[Records that describe figures]
▼

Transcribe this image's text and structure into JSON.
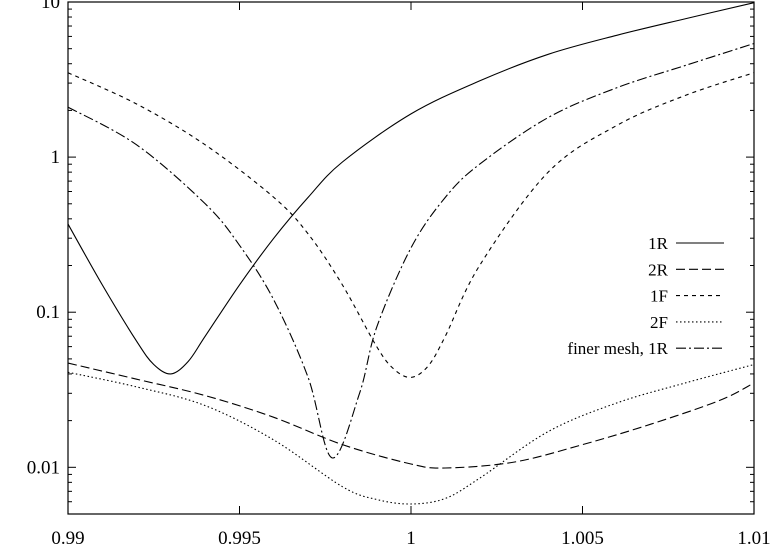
{
  "chart_data": {
    "type": "line",
    "title": "",
    "xlabel": "",
    "ylabel": "",
    "xlim": [
      0.99,
      1.01
    ],
    "ylim": [
      0.005,
      10
    ],
    "yscale": "log",
    "grid": false,
    "legend_position": "right",
    "xticks": [
      {
        "value": 0.99,
        "label": "0.99"
      },
      {
        "value": 0.995,
        "label": "0.995"
      },
      {
        "value": 1.0,
        "label": "1"
      },
      {
        "value": 1.005,
        "label": "1.005"
      },
      {
        "value": 1.01,
        "label": "1.01"
      }
    ],
    "yticks": [
      {
        "value": 0.01,
        "label": "0.01"
      },
      {
        "value": 0.1,
        "label": "0.1"
      },
      {
        "value": 1,
        "label": "1"
      },
      {
        "value": 10,
        "label": "10"
      }
    ],
    "series": [
      {
        "name": "1R",
        "dash": "",
        "points": [
          [
            0.99,
            0.37
          ],
          [
            0.991,
            0.15
          ],
          [
            0.992,
            0.065
          ],
          [
            0.9925,
            0.046
          ],
          [
            0.993,
            0.04
          ],
          [
            0.9935,
            0.048
          ],
          [
            0.994,
            0.07
          ],
          [
            0.995,
            0.15
          ],
          [
            0.996,
            0.3
          ],
          [
            0.997,
            0.55
          ],
          [
            0.998,
            0.93
          ],
          [
            1.0,
            1.9
          ],
          [
            1.002,
            3.1
          ],
          [
            1.004,
            4.6
          ],
          [
            1.006,
            6.1
          ],
          [
            1.008,
            7.8
          ],
          [
            1.01,
            9.9
          ]
        ]
      },
      {
        "name": "2R",
        "dash": "9,4",
        "points": [
          [
            0.99,
            0.047
          ],
          [
            0.992,
            0.037
          ],
          [
            0.994,
            0.029
          ],
          [
            0.996,
            0.021
          ],
          [
            0.998,
            0.014
          ],
          [
            1.0,
            0.0105
          ],
          [
            1.001,
            0.0099
          ],
          [
            1.003,
            0.0108
          ],
          [
            1.005,
            0.014
          ],
          [
            1.007,
            0.019
          ],
          [
            1.009,
            0.027
          ],
          [
            1.01,
            0.035
          ]
        ]
      },
      {
        "name": "1F",
        "dash": "4,4",
        "points": [
          [
            0.99,
            3.5
          ],
          [
            0.992,
            2.2
          ],
          [
            0.994,
            1.2
          ],
          [
            0.996,
            0.55
          ],
          [
            0.997,
            0.32
          ],
          [
            0.998,
            0.15
          ],
          [
            0.999,
            0.06
          ],
          [
            0.9995,
            0.043
          ],
          [
            1.0,
            0.038
          ],
          [
            1.0005,
            0.045
          ],
          [
            1.001,
            0.07
          ],
          [
            1.002,
            0.2
          ],
          [
            1.004,
            0.8
          ],
          [
            1.006,
            1.6
          ],
          [
            1.008,
            2.5
          ],
          [
            1.01,
            3.5
          ]
        ]
      },
      {
        "name": "2F",
        "dash": "1.5,2.5",
        "points": [
          [
            0.99,
            0.041
          ],
          [
            0.992,
            0.033
          ],
          [
            0.994,
            0.025
          ],
          [
            0.996,
            0.015
          ],
          [
            0.998,
            0.0075
          ],
          [
            0.999,
            0.0062
          ],
          [
            1.0,
            0.0058
          ],
          [
            1.001,
            0.0063
          ],
          [
            1.002,
            0.0085
          ],
          [
            1.004,
            0.017
          ],
          [
            1.006,
            0.026
          ],
          [
            1.008,
            0.035
          ],
          [
            1.01,
            0.046
          ]
        ]
      },
      {
        "name": "finer mesh, 1R",
        "dash": "10,3,2,3",
        "points": [
          [
            0.99,
            2.1
          ],
          [
            0.992,
            1.2
          ],
          [
            0.994,
            0.5
          ],
          [
            0.995,
            0.27
          ],
          [
            0.996,
            0.12
          ],
          [
            0.997,
            0.038
          ],
          [
            0.9977,
            0.0115
          ],
          [
            0.9985,
            0.03
          ],
          [
            0.999,
            0.08
          ],
          [
            1.0,
            0.26
          ],
          [
            1.001,
            0.55
          ],
          [
            1.002,
            0.9
          ],
          [
            1.004,
            1.8
          ],
          [
            1.006,
            2.8
          ],
          [
            1.008,
            3.9
          ],
          [
            1.01,
            5.4
          ]
        ]
      }
    ]
  }
}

▲

Written task =>
Give nothing but the count of lines in the listing above that hold the string "name".

Written reply =>
5